Dataset items
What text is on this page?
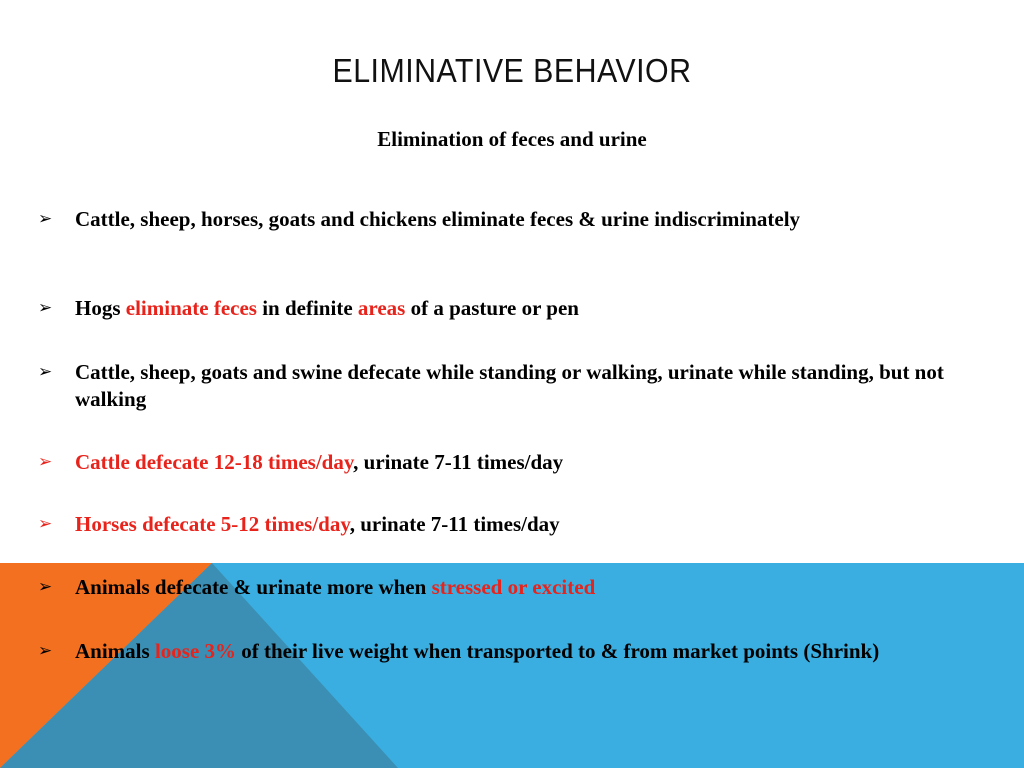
ELIMINATIVE BEHAVIOR
Elimination of feces and urine
➢	Cattle, sheep, horses, goats and chickens eliminate feces & urine indiscriminately
➢	Hogs eliminate feces in definite areas of a pasture or pen
➢	Cattle, sheep, goats and swine defecate while standing or walking, urinate while standing, but not walking
➢	Cattle defecate 12-18 times/day, urinate 7-11 times/day
➢	Horses defecate 5-12 times/day, urinate 7-11 times/day
➢	Animals defecate & urinate more when stressed or excited
➢	Animals loose 3% of their live weight when transported to & from market points (Shrink)
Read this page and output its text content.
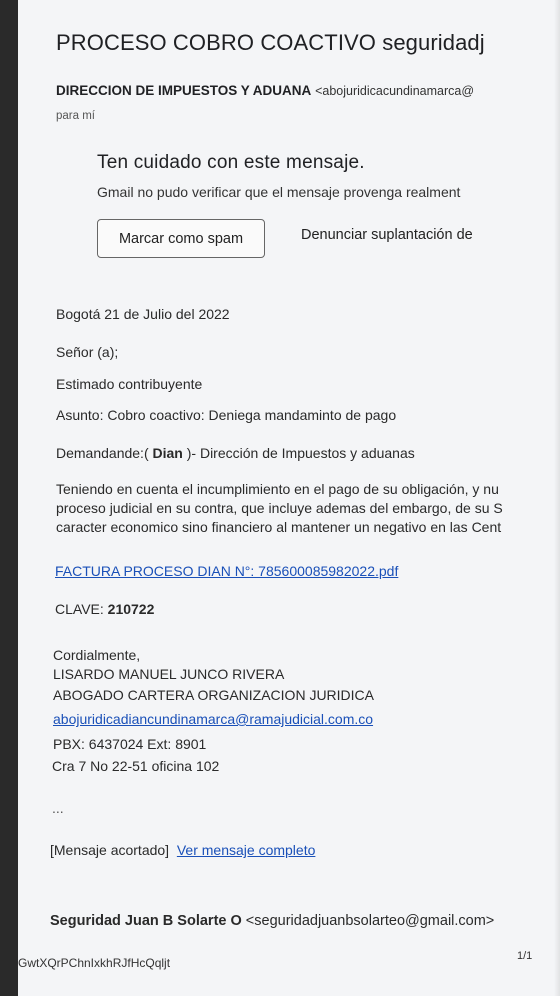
PROCESO COBRO COACTIVO seguridadj
DIRECCION DE IMPUESTOS Y ADUANA <abojuridicacundinamarca@
para mí
Ten cuidado con este mensaje.
Gmail no pudo verificar que el mensaje provenga realment
Marcar como spam	Denunciar suplantación de
Bogotá 21 de Julio del 2022
Señor (a);
Estimado contribuyente
Asunto: Cobro coactivo: Deniega mandaminto de pago
Demandande:( Dian )- Dirección de Impuestos y aduanas
Teniendo en cuenta el incumplimiento en el pago de su obligación, y nu
proceso judicial en su contra, que incluye ademas del embargo, de su S
caracter economico sino financiero al mantener un negativo en las Cent
FACTURA PROCESO DIAN N°: 785600085982022.pdf
CLAVE: 210722
Cordialmente,
LISARDO MANUEL JUNCO RIVERA
ABOGADO CARTERA ORGANIZACION JURIDICA
abojuridicadiancundinamarca@ramajudicial.com.co
PBX: 6437024 Ext: 8901
Cra 7 No 22-51 oficina 102
...
[Mensaje acortado] Ver mensaje completo
Seguridad Juan B Solarte O <seguridadjuanbsolarteo@gmail.com>
GwtXQrPChnIxkhRJfHcQqljt	1/1
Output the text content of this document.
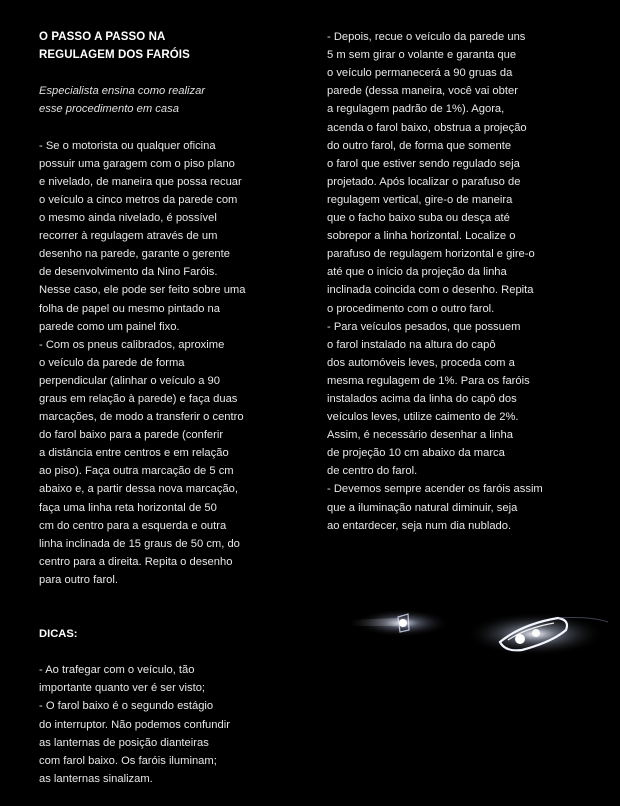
O PASSO A PASSO NA
REGULAGEM DOS FARÓIS

Especialista ensina como realizar
esse procedimento em casa

- Se o motorista ou qualquer oficina
possuir uma garagem com o piso plano
e nivelado, de maneira que possa recuar
o veículo a cinco metros da parede com
o mesmo ainda nivelado, é possível
recorrer à regulagem através de um
desenho na parede, garante o gerente
de desenvolvimento da Nino Faróis.
Nesse caso, ele pode ser feito sobre uma
folha de papel ou mesmo pintado na
parede como um painel fixo.
- Com os pneus calibrados, aproxime
o veículo da parede de forma
perpendicular (alinhar o veículo a 90
graus em relação à parede) e faça duas
marcações, de modo a transferir o centro
do farol baixo para a parede (conferir
a distância entre centros e em relação
ao piso). Faça outra marcação de 5 cm
abaixo e, a partir dessa nova marcação,
faça uma linha reta horizontal de 50
cm do centro para a esquerda e outra
linha inclinada de 15 graus de 50 cm, do
centro para a direita. Repita o desenho
para outro farol.

DICAS:

- Ao trafegar com o veículo, tão
importante quanto ver é ser visto;
- O farol baixo é o segundo estágio
do interruptor. Não podemos confundir
as lanternas de posição dianteiras
com farol baixo. Os faróis iluminam;
as lanternas sinalizam.

- Depois, recue o veículo da parede uns
5 m sem girar o volante e garanta que
o veículo permanecerá a 90 gruas da
parede (dessa maneira, você vai obter
a regulagem padrão de 1%). Agora,
acenda o farol baixo, obstrua a projeção
do outro farol, de forma que somente
o farol que estiver sendo regulado seja
projetado. Após localizar o parafuso de
regulagem vertical, gire-o de maneira
que o facho baixo suba ou desça até
sobrepor a linha horizontal. Localize o
parafuso de regulagem horizontal e gire-o
até que o início da projeção da linha
inclinada coincida com o desenho. Repita
o procedimento com o outro farol.
- Para veículos pesados, que possuem
o farol instalado na altura do capô
dos automóveis leves, proceda com a
mesma regulagem de 1%. Para os faróis
instalados acima da linha do capô dos
veículos leves, utilize caimento de 2%.
Assim, é necessário desenhar a linha
de projeção 10 cm abaixo da marca
de centro do farol.
- Devemos sempre acender os faróis assim
que a iluminação natural diminuir, seja
ao entardecer, seja num dia nublado.
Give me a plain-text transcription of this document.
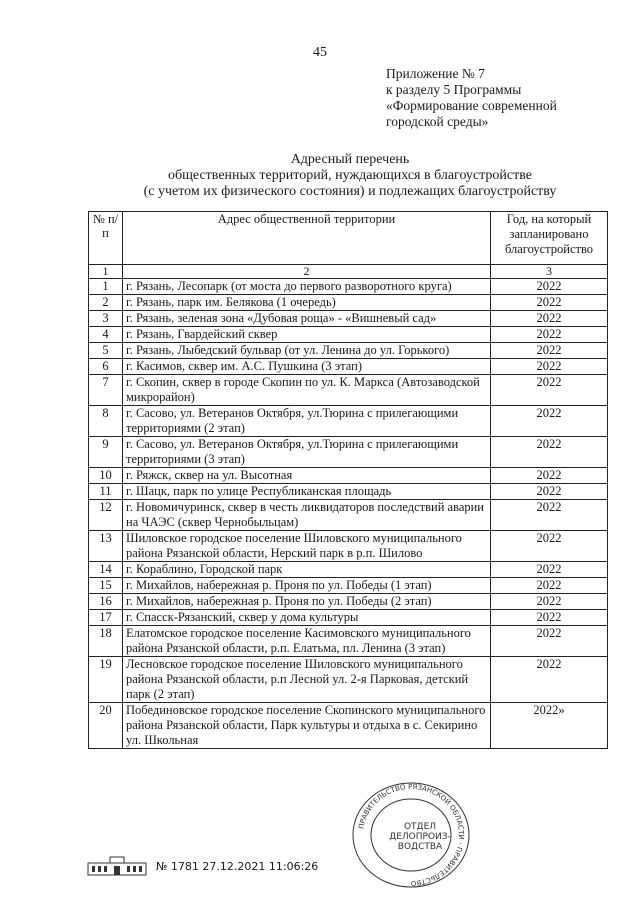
45
Приложение № 7
к разделу 5 Программы
«Формирование современной
городской среды»
Адресный перечень
общественных территорий, нуждающихся в благоустройстве
(с учетом их физического состояния) и подлежащих благоустройству
№ п/п	Адрес общественной территории	Год, на который запланировано благоустройство
1	2	3
1	г. Рязань, Лесопарк (от моста до первого разворотного круга)	2022
2	г. Рязань, парк им. Белякова (1 очередь)	2022
3	г. Рязань, зеленая зона «Дубовая роща» - «Вишневый сад»	2022
4	г. Рязань, Гвардейский сквер	2022
5	г. Рязань, Лыбедский бульвар (от ул. Ленина до ул. Горького)	2022
6	г. Касимов, сквер им. А.С. Пушкина (3 этап)	2022
7	г. Скопин, сквер в городе Скопин по ул. К. Маркса (Автозаводской микрорайон)	2022
8	г. Сасово, ул. Ветеранов Октября, ул.Тюрина с прилегающими территориями (2 этап)	2022
9	г. Сасово, ул. Ветеранов Октября, ул.Тюрина с прилегающими территориями (3 этап)	2022
10	г. Ряжск, сквер на ул. Высотная	2022
11	г. Шацк, парк по улице Республиканская площадь	2022
12	г. Новомичуринск, сквер в честь ликвидаторов последствий аварии на ЧАЭС (сквер Чернобыльцам)	2022
13	Шиловское городское поселение Шиловского муниципального района Рязанской области, Нерский парк в р.п. Шилово	2022
14	г. Кораблино, Городской парк	2022
15	г. Михайлов, набережная р. Проня по ул. Победы (1 этап)	2022
16	г. Михайлов, набережная р. Проня по ул. Победы (2 этап)	2022
17	г. Спасск-Рязанский, сквер у дома культуры	2022
18	Елатомское городское поселение Касимовского муниципального района Рязанской области, р.п. Елатьма, пл. Ленина (3 этап)	2022
19	Лесновское городское поселение Шиловского муниципального района Рязанской области, р.п Лесной ул. 2-я Парковая, детский парк (2 этап)	2022
20	Побединовское городское поселение Скопинского муниципального района Рязанской области, Парк культуры и отдыха в с. Секирино ул. Школьная	2022»
ПРАВИТЕЛЬСТВО РЯЗАНСКОЙ ОБЛАСТИ · ПРАВИТЕЛЬСТВО
ОТДЕЛ
ДЕЛОПРОИЗ-
ВОДСТВА
№ 1781 27.12.2021 11:06:26
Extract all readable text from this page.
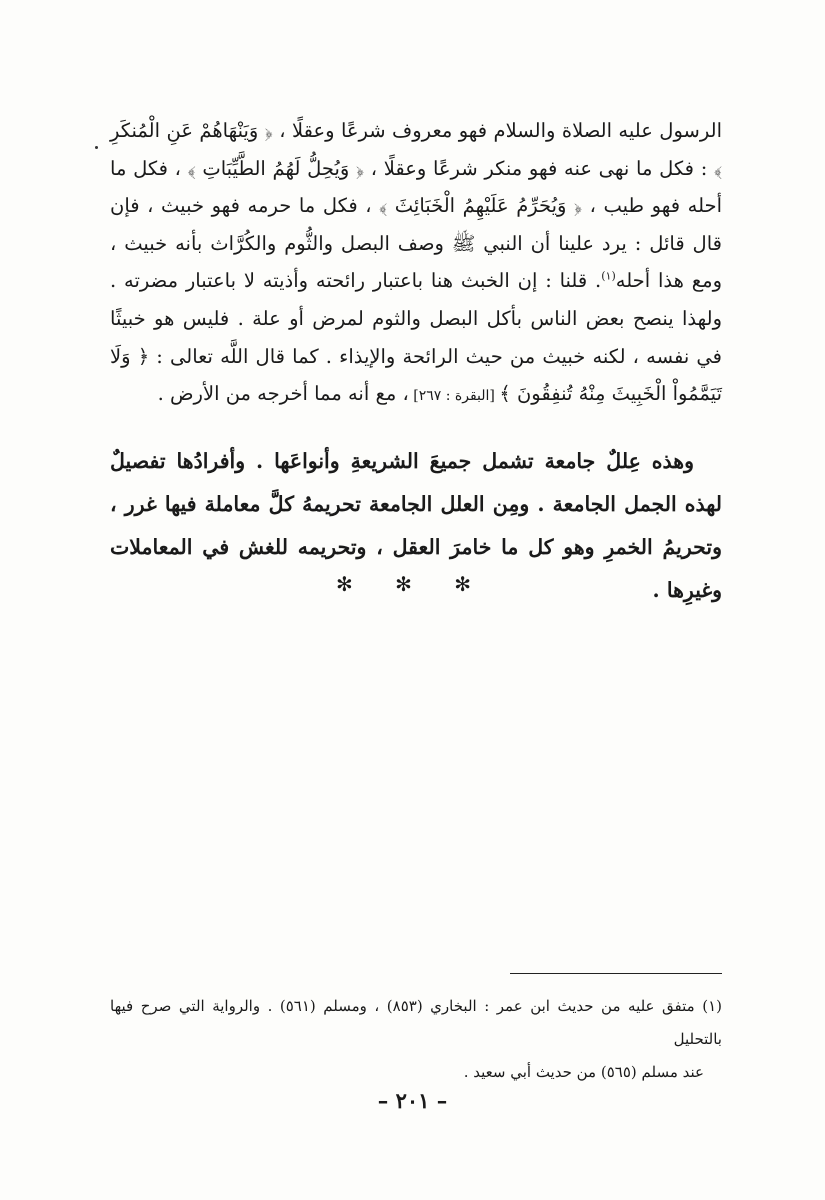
الرسول عليه الصلاة والسلام فهو معروف شرعًا وعقلًا ، ﴿ وَيَنْهَاهُمْ عَنِ الْمُنكَرِ ﴾ : فكل ما نهى عنه فهو منكر شرعًا وعقلًا ، ﴿ وَيُحِلُّ لَهُمُ الطَّيِّبَاتِ ﴾ ، فكل ما أحله فهو طيب ، ﴿ وَيُحَرِّمُ عَلَيْهِمُ الْخَبَائِثَ ﴾ ، فكل ما حرمه فهو خبيث ، فإن قال قائل : يرد علينا أن النبي ﷺ وصف البصل والثُّوم والكُرَّاث بأنه خبيث ، ومع هذا أحله$^{(١)}$. قلنا : إن الخبث هنا باعتبار رائحته وأذيته لا باعتبار مضرته . ولهذا ينصح بعض الناس بأكل البصل والثوم لمرض أو علة . فليس هو خبيثًا في نفسه ، لكنه خبيث من حيث الرائحة والإيذاء . كما قال اللَّه تعالى : ﴿ وَلَا تَيَمَّمُواْ الْخَبِيثَ مِنْهُ تُنفِقُونَ ﴾ [البقرة : ٢٦٧] ، مع أنه مما أخرجه من الأرض .
وهذه عِللٌ جامعة تشمل جميعَ الشريعةِ وأنواعَها . وأفرادُها تفصيلٌ لهذه الجمل الجامعة . ومِن العلل الجامعة تحريمهُ كلَّ معاملة فيها غرر ، وتحريمُ الخمرِ وهو كل ما خامرَ العقل ، وتحريمه للغش في المعاملات وغيرِها .
✻ ✻ ✻
(١) متفق عليه من حديث ابن عمر : البخاري (٨٥٣) ، ومسلم (٥٦١) . والرواية التي صرح فيها بالتحليل
عند مسلم (٥٦٥) من حديث أبي سعيد .
– ٢٠١ –
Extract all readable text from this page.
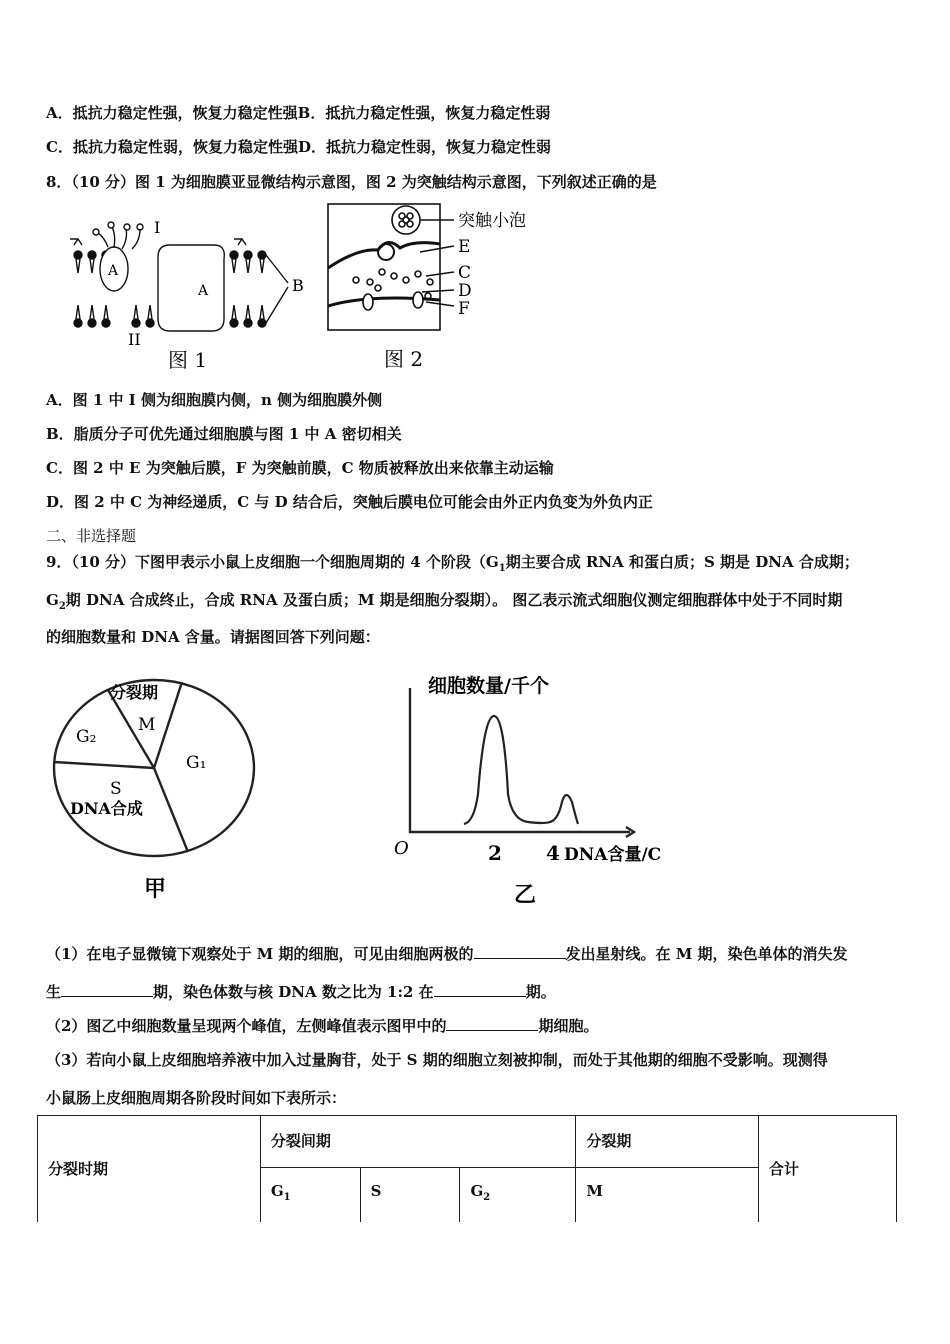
A．抵抗力稳定性强，恢复力稳定性强B．抵抗力稳定性强，恢复力稳定性弱
C．抵抗力稳定性弱，恢复力稳定性强D．抵抗力稳定性弱，恢复力稳定性弱
8．（10 分）图 1 为细胞膜亚显微结构示意图，图 2 为突触结构示意图，下列叙述正确的是
I
A
A	B
II
图 1
突触小泡
E
C
D
F
图 2
A．图 1 中 I 侧为细胞膜内侧，n 侧为细胞膜外侧
B．脂质分子可优先通过细胞膜与图 1 中 A 密切相关
C．图 2 中 E 为突触后膜，F 为突触前膜，C 物质被释放出来依靠主动运输
D．图 2 中 C 为神经递质，C 与 D 结合后，突触后膜电位可能会由外正内负变为外负内正
二、非选择题
9．（10 分）下图甲表示小鼠上皮细胞一个细胞周期的 4 个阶段（$G_1$期主要合成 RNA 和蛋白质；S 期是 DNA 合成期；
$G_2$期 DNA 合成终止，合成 RNA 及蛋白质；M 期是细胞分裂期）。 图乙表示流式细胞仪测定细胞群体中处于不同时期
的细胞数量和 DNA 含量。请据图回答下列问题：
分裂期
M
G₂
G₁
S
DNA合成
甲
细胞数量/千个
O	2 4 DNA含量/C
乙
（1）在电子显微镜下观察处于 M 期的细胞，可见由细胞两极的	发出星射线。在 M 期，染色单体的消失发
生	期，染色体数与核 DNA 数之比为 1:2 在	期。
（2）图乙中细胞数量呈现两个峰值，左侧峰值表示图甲中的	期细胞。
（3）若向小鼠上皮细胞培养液中加入过量胸苷，处于 S 期的细胞立刻被抑制，而处于其他期的细胞不受影响。现测得
小鼠肠上皮细胞周期各阶段时间如下表所示：
分裂时期	分裂间期			分裂期	合计
	$G_1$	S	$G_2$	M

## Request
Locate each line with the word "территориями" and copy it.

## Result for this task
8	г. Сасово, ул. Ветеранов Октября, ул.Тюрина с прилегающими территориями (2 этап)	2022
9	г. Сасово, ул. Ветеранов Октября, ул.Тюрина с прилегающими территориями (3 этап)	2022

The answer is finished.